§ PROBLEM TO SOLVE
Name every distinct function or method that the code in the lesson on copying values in Rust declares with the keyword fn. List each name once.

§ EXCERPT PROVIDED
* * * * *

Copying values, pt. 1

In the previous chapter we introduced ownership and borrowing.
We stated, in particular, that:

  • Every value in Rust has a single owner at any given time.
  • When a function takes ownership of a value ("it consumes it"), the caller can't use that value anymore.

These restrictions can be somewhat limiting.
Sometimes we might have to call a function that takes ownership of a value, but we still need to use that value afterward.

#![allow(unused)]
fn main() {
fn consumer(s: String) { /* */ }

fn example() {
     let mut s = String::from("hello");
     consumer(s);
     s.push_str(", world!"); // error: value borrowed here after move
}
}

That's where Clone comes in.

Clone

Clone is a trait defined in Rust's standard library:

#![allow(unused)]
fn main() {
pub trait Clone {
    fn clone(&self) -> Self;
}
}

Its method, clone, takes a reference to self and returns a new owned instance of the same type.

In action

Going back to the example above, we can use clone to create a new String instance before calling consumer:

#![allow(unused)]
fn main() {
fn consumer(s: String) { /* */ }

fn example() {
     let mut s = String::from("hello");
     let t = s.clone();
     consumer(t);
     s.push_str(", world!"); // no error
}
}

Instead of giving ownership of s to consumer, we create a new String (by cloning s) and give that to consumer instead.

* * * * *

§ STORED ROWS
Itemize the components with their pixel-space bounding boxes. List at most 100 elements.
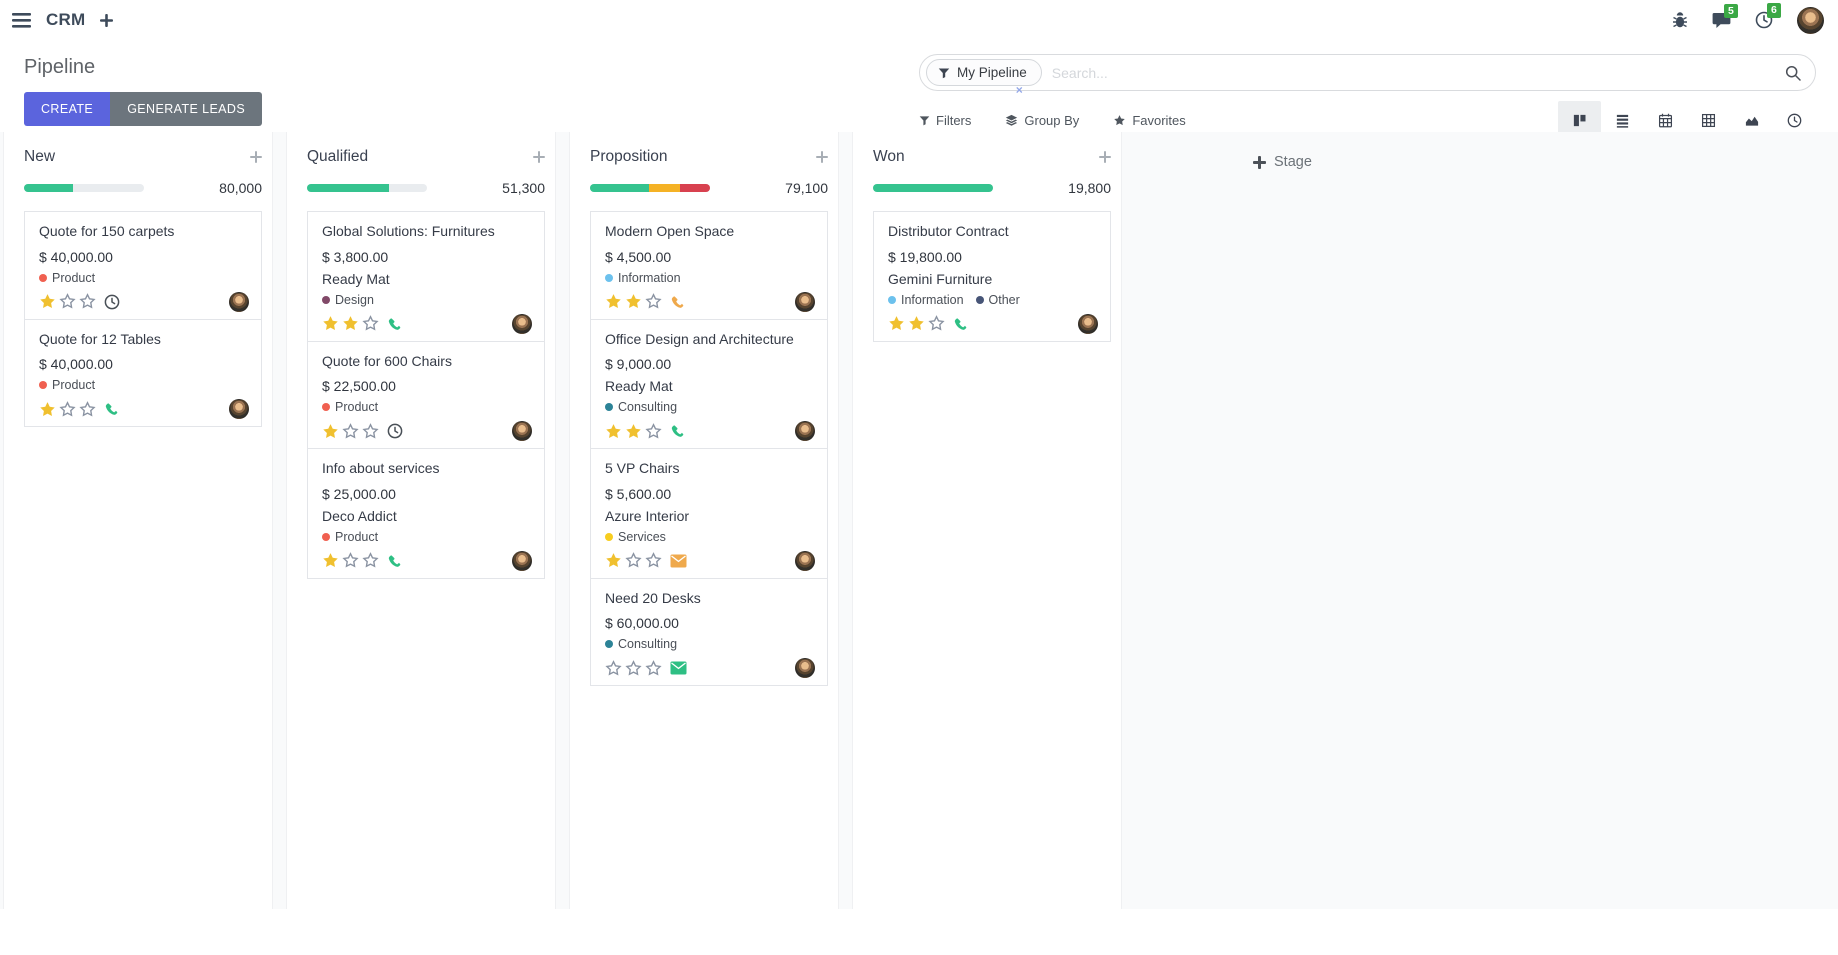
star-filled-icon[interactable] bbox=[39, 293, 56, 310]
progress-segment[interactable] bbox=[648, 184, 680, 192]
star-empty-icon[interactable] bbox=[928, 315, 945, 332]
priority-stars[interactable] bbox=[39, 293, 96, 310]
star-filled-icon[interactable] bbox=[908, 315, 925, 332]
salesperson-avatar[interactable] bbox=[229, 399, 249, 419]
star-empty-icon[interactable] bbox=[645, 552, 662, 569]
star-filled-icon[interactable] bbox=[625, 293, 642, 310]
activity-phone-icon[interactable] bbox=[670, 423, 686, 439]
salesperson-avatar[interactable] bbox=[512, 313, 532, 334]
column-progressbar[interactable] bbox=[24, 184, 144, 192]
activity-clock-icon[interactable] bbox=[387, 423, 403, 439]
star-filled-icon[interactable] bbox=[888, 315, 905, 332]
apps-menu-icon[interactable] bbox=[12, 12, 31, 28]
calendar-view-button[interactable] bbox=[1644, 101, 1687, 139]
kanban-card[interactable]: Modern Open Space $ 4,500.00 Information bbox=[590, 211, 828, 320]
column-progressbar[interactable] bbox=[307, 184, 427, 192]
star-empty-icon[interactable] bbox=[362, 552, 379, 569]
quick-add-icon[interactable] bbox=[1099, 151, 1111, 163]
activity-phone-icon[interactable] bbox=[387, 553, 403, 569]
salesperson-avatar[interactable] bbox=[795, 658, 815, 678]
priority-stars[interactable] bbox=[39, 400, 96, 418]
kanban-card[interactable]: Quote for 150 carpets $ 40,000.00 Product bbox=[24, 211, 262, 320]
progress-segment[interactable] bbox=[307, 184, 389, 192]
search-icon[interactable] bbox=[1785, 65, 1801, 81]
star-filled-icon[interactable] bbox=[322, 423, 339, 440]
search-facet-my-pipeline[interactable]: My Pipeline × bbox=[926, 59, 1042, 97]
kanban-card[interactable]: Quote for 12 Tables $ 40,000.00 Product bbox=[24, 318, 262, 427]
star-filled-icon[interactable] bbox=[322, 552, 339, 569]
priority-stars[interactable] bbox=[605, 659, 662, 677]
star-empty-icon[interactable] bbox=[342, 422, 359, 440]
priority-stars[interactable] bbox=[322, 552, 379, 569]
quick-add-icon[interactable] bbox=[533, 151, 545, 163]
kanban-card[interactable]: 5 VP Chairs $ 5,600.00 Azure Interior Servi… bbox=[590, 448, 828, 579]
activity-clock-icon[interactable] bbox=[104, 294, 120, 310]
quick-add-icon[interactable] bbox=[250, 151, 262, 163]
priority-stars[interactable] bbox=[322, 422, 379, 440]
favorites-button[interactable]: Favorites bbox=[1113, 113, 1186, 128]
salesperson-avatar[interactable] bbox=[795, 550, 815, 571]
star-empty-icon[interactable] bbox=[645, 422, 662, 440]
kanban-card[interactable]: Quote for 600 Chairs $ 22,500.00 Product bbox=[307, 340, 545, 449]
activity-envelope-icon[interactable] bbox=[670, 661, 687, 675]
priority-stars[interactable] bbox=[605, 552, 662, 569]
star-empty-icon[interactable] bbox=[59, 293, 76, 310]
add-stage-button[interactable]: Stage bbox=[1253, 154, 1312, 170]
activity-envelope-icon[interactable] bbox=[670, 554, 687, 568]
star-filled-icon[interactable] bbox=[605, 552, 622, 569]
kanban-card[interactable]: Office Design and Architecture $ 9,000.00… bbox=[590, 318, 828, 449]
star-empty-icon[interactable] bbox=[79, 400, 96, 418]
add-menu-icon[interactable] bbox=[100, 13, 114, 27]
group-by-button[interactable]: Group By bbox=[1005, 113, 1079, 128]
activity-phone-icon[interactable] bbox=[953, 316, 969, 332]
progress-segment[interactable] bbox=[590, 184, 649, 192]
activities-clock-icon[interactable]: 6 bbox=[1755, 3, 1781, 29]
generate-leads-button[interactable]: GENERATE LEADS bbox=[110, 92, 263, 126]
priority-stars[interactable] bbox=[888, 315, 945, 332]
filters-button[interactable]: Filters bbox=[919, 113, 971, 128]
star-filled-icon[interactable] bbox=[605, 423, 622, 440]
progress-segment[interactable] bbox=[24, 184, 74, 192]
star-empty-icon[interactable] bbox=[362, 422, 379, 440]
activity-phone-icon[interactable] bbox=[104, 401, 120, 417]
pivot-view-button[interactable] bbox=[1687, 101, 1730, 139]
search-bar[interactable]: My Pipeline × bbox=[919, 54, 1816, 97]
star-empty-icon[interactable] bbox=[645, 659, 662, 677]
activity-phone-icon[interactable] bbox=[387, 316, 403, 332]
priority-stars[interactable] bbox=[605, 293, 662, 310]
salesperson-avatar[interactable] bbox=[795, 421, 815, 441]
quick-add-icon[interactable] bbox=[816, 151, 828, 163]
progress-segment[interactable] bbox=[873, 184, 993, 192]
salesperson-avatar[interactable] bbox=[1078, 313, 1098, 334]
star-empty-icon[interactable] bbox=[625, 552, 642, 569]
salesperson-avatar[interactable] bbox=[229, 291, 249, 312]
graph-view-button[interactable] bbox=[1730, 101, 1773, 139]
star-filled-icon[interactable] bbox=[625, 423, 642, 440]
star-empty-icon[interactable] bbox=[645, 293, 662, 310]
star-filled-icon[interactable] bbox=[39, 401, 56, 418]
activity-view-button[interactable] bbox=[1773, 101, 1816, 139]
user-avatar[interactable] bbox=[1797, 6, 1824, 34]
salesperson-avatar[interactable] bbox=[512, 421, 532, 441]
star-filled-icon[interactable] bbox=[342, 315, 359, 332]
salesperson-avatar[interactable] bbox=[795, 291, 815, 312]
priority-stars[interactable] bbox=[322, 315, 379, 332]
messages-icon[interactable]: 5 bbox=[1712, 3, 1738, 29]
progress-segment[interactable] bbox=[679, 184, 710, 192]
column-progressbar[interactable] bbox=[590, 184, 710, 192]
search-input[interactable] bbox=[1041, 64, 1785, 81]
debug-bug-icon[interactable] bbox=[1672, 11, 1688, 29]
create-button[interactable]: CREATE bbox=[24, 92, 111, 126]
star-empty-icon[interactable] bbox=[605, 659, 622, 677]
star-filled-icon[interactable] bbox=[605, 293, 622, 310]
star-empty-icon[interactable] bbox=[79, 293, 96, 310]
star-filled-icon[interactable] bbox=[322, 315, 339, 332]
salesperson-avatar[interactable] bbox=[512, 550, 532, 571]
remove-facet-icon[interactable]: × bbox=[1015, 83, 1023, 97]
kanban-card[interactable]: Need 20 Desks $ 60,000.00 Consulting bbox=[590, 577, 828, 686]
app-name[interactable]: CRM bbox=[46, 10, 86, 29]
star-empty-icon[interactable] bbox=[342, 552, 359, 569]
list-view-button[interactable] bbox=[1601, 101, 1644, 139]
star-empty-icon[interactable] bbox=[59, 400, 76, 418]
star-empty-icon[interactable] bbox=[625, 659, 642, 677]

* * * * *

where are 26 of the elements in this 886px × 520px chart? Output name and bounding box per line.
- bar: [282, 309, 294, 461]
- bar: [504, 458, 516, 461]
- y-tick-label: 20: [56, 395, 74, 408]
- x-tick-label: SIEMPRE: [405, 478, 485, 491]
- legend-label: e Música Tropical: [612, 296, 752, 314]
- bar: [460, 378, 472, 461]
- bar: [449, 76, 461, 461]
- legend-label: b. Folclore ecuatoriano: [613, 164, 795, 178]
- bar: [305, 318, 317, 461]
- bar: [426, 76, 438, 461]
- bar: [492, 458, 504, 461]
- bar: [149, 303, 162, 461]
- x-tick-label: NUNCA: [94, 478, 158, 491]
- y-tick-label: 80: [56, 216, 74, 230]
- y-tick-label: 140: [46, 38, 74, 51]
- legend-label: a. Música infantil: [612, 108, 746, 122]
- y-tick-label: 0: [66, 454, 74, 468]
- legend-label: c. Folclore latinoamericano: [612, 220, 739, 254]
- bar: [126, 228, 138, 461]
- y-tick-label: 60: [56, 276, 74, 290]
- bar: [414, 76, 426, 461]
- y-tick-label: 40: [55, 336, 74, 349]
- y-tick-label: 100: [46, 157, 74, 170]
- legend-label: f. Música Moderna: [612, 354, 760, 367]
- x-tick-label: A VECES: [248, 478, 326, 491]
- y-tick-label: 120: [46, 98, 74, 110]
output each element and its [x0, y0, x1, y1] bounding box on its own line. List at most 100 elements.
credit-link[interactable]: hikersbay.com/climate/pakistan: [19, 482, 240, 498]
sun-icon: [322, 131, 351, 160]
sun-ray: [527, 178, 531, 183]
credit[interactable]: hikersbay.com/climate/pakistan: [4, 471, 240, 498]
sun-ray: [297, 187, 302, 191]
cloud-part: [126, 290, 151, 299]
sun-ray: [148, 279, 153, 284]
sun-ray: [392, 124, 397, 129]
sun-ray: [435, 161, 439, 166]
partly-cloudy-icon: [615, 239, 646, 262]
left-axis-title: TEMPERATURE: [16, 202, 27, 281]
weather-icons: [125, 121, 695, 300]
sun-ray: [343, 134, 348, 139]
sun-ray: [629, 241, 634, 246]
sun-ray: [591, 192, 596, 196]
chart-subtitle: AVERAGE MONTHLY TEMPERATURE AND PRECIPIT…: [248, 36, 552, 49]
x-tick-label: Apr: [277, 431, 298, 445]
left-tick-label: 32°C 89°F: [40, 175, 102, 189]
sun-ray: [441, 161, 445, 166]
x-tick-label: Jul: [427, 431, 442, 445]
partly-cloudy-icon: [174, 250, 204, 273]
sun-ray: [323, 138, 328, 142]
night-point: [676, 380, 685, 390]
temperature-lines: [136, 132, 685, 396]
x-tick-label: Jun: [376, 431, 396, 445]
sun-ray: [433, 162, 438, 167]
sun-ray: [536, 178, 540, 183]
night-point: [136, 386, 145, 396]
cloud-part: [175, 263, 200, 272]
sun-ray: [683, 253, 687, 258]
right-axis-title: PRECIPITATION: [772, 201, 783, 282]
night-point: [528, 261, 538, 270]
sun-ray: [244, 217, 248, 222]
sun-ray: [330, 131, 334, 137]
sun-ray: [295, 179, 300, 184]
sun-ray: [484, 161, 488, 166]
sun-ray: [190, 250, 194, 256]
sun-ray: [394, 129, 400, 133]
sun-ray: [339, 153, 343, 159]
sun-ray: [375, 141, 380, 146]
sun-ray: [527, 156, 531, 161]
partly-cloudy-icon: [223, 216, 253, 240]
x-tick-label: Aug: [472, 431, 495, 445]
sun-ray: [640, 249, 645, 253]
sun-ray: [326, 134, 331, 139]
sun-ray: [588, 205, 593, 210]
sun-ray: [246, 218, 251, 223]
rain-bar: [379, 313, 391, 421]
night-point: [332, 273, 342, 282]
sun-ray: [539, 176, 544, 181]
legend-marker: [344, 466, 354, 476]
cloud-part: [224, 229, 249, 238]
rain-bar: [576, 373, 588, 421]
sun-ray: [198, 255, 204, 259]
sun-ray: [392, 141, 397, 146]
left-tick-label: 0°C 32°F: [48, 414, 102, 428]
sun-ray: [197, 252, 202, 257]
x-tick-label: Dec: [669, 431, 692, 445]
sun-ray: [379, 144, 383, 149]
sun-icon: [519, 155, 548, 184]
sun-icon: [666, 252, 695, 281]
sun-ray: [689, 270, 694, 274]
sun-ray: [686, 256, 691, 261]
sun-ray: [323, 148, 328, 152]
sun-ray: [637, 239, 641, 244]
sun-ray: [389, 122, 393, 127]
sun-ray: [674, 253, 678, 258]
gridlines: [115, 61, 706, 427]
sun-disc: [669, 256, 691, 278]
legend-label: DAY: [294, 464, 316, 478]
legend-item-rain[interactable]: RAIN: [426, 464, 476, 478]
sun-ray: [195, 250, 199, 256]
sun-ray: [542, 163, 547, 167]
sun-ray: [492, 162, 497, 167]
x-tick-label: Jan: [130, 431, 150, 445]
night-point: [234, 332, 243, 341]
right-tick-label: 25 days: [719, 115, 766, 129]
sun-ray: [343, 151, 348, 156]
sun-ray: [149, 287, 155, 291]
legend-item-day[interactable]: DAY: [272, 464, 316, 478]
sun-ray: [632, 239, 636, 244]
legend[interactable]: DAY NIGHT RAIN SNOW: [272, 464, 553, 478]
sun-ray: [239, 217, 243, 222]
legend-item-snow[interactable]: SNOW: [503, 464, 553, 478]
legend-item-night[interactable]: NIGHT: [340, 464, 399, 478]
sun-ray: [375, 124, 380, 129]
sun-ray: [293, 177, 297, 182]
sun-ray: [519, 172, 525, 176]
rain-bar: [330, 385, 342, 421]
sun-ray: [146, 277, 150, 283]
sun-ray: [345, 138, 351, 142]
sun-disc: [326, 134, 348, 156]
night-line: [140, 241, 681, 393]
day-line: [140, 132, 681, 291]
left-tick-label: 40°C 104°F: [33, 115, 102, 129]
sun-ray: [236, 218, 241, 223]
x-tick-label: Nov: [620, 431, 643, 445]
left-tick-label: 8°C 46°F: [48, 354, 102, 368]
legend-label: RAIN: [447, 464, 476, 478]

* * * * *

§ WRITTEN RESPONSE
main, consumer, example, clone